::: Records supplied :::

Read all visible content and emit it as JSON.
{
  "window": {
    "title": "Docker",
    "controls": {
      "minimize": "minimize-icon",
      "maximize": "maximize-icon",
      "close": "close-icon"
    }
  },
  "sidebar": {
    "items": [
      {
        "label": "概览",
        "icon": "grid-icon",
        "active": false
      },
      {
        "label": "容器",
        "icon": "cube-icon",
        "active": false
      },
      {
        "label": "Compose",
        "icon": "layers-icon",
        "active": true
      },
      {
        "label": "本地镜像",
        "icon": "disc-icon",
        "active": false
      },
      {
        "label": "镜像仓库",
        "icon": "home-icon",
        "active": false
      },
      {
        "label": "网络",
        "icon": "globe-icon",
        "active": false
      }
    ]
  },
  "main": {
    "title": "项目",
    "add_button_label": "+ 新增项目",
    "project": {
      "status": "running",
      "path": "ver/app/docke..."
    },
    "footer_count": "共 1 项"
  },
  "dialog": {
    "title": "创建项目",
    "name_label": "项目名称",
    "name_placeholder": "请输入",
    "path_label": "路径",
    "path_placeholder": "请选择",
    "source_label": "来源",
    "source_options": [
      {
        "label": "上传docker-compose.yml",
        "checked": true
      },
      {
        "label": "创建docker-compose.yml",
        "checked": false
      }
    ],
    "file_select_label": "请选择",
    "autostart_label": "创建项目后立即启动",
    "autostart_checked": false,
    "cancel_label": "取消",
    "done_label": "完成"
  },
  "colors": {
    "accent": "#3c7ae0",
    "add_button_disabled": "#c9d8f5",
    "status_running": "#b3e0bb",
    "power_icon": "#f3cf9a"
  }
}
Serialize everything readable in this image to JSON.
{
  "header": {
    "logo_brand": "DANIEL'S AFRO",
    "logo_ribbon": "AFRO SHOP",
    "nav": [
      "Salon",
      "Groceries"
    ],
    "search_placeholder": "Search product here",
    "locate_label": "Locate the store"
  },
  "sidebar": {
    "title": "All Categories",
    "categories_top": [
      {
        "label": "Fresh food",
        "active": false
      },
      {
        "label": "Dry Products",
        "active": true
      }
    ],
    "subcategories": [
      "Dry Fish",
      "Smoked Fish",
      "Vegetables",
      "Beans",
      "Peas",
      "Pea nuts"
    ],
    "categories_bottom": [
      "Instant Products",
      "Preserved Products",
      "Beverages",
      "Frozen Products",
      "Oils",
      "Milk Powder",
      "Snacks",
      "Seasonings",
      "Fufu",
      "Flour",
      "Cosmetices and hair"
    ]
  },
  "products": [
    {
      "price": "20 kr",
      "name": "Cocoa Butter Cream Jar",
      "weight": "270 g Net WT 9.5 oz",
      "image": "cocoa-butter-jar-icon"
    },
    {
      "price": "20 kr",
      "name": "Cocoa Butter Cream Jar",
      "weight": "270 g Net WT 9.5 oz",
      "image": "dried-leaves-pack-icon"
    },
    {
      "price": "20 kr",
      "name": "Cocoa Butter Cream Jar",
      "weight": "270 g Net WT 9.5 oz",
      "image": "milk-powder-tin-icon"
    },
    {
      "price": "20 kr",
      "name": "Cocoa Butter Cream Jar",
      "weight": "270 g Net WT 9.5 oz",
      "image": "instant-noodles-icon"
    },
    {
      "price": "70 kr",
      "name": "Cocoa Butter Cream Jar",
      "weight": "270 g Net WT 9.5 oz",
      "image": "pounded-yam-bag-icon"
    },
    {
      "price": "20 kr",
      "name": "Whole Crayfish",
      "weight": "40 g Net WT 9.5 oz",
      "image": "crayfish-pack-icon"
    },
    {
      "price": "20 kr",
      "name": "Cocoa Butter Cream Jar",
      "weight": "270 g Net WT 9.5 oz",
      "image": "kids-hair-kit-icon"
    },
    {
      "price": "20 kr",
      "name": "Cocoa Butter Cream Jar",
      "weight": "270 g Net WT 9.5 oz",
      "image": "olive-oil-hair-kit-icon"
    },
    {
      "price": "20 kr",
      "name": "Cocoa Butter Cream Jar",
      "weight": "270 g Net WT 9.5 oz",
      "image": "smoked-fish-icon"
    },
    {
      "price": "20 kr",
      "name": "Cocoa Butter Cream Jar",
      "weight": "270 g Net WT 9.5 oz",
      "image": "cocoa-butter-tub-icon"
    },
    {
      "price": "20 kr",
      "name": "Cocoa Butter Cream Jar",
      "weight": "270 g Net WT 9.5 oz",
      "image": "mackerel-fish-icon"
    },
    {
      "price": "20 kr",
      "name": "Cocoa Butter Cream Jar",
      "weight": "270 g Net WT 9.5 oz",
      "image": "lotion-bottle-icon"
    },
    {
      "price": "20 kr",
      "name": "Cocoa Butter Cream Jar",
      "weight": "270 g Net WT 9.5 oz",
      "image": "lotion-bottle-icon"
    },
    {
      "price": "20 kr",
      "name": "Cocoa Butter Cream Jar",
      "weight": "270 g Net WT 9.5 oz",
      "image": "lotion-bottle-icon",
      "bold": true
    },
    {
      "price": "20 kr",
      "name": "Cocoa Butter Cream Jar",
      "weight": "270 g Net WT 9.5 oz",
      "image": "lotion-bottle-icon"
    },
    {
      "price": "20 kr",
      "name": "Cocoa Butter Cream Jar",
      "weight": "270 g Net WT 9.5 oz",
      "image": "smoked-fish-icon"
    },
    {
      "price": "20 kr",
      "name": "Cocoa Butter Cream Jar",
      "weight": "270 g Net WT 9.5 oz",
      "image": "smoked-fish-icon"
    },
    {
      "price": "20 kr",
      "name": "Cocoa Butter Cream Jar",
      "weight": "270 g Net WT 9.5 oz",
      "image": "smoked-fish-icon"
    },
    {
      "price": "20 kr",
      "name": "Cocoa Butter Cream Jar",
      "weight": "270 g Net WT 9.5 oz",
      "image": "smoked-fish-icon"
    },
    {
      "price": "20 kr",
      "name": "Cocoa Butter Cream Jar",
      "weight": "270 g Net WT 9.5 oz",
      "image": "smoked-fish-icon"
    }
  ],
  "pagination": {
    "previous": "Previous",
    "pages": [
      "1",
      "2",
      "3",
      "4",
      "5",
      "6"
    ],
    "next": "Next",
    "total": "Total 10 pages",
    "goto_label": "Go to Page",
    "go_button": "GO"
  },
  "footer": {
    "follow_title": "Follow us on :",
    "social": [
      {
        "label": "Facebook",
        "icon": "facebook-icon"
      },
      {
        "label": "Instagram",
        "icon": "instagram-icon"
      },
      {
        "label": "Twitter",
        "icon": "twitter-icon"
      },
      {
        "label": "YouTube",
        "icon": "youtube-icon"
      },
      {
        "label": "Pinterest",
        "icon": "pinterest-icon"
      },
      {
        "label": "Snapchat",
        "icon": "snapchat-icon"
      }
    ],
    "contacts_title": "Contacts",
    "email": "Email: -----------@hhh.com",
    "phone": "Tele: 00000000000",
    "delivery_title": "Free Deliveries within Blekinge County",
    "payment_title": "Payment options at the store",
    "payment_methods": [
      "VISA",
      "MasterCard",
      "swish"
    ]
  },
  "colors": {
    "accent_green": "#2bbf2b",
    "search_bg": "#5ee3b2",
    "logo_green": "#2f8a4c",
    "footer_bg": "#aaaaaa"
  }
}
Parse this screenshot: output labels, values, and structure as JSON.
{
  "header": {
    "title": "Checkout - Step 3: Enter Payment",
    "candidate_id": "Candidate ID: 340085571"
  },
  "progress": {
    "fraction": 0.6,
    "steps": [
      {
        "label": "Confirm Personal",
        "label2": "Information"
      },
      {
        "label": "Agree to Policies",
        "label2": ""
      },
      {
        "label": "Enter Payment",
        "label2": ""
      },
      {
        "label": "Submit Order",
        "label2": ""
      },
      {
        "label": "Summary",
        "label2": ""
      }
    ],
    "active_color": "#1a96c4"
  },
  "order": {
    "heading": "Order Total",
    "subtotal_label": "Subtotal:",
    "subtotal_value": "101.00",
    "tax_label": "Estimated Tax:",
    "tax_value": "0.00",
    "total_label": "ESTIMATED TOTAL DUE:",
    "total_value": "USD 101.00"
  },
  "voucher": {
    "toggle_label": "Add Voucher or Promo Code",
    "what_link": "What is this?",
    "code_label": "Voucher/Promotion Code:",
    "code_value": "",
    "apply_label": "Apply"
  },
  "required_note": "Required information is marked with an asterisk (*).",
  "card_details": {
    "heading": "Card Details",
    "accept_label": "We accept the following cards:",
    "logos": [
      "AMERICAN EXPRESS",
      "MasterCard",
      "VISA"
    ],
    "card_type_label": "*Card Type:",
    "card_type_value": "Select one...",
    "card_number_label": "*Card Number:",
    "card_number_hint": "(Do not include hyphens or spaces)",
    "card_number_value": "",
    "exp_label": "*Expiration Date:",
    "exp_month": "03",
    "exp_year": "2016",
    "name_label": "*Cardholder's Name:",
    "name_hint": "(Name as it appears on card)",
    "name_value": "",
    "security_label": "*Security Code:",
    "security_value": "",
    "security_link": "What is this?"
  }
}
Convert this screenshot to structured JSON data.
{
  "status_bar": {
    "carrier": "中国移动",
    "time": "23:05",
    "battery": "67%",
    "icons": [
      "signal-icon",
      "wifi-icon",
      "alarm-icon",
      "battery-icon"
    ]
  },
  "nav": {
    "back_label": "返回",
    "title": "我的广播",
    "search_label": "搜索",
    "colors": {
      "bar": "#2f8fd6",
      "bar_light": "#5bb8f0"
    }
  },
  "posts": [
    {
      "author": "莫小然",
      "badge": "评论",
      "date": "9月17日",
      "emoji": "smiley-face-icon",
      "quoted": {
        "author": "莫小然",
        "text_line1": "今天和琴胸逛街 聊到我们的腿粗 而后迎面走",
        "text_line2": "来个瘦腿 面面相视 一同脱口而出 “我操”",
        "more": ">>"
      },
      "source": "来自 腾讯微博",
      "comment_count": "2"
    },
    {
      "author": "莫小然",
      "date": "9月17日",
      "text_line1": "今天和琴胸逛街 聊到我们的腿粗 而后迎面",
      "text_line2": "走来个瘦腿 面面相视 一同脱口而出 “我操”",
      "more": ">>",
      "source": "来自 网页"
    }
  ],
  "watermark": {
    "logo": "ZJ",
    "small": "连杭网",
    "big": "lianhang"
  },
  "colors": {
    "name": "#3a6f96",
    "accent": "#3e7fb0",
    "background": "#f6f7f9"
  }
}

:::

For the listing above, identify each line bearing "聊到我们的腿粗".

Answer for this exercise ::
        "text_line1": "今天和琴胸逛街 聊到我们的腿粗 而后迎面走",
      "text_line1": "今天和琴胸逛街 聊到我们的腿粗 而后迎面",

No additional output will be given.